## To do
Take each line of the entries below that contains "history" and copy it.

____ Records to use

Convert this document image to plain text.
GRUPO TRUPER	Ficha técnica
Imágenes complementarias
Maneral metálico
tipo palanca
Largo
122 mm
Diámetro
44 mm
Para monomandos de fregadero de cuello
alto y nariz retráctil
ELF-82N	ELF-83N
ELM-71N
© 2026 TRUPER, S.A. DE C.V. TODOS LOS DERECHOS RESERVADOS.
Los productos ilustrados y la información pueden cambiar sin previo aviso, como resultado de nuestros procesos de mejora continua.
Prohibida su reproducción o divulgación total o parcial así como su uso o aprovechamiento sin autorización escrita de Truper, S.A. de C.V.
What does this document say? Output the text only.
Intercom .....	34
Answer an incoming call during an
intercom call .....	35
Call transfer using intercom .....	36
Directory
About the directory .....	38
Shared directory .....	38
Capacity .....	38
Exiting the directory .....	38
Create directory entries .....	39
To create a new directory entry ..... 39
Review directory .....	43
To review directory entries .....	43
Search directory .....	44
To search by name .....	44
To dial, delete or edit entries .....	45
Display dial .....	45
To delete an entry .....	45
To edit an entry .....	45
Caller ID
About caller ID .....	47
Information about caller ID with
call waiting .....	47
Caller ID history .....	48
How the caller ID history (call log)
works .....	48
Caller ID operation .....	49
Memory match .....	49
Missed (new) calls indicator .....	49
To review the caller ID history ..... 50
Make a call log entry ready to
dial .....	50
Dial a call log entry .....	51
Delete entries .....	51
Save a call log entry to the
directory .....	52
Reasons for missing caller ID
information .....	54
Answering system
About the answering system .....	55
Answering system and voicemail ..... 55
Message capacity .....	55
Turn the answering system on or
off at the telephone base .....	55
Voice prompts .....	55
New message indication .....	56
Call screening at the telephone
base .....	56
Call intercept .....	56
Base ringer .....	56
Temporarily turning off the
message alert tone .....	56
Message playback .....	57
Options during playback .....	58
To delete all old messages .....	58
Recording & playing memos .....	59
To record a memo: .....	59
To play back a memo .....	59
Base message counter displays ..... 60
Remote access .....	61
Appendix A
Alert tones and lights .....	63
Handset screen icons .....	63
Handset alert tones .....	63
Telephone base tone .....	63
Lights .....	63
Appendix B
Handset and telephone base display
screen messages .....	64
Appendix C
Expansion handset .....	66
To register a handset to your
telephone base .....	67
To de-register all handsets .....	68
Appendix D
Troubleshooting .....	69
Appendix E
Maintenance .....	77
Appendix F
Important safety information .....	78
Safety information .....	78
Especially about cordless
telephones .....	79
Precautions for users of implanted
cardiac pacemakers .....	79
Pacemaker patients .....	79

________

## Response box
Caller ID history .....	48
How the caller ID history (call log)
To review the caller ID history ..... 50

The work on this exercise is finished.